--- begin Entries supplied ---

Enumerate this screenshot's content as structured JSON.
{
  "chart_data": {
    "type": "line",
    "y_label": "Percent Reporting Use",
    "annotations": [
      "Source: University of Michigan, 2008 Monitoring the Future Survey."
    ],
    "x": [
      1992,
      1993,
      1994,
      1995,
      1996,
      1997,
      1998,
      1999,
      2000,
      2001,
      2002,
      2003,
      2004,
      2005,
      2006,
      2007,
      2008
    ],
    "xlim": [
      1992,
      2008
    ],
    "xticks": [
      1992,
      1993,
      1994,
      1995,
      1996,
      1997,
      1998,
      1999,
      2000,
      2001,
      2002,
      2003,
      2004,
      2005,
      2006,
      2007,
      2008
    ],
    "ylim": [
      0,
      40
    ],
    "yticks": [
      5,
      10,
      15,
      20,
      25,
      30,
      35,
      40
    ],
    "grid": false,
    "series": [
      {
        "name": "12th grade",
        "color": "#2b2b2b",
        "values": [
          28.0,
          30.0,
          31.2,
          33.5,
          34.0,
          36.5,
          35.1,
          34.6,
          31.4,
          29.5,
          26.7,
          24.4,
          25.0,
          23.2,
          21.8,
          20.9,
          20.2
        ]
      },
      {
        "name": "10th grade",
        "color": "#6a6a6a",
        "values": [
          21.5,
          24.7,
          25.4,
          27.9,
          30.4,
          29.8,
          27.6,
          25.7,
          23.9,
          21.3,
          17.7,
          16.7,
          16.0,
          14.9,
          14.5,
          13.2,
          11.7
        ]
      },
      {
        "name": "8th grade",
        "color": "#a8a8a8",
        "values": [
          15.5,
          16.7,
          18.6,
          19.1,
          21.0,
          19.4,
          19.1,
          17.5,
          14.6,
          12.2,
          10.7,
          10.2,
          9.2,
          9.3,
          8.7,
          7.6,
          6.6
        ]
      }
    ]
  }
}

--- end Entries supplied ---

Copy whichever lines in the listing above contain the word "grade".

Response:
        "name": "12th grade",
        "name": "10th grade",
        "name": "8th grade",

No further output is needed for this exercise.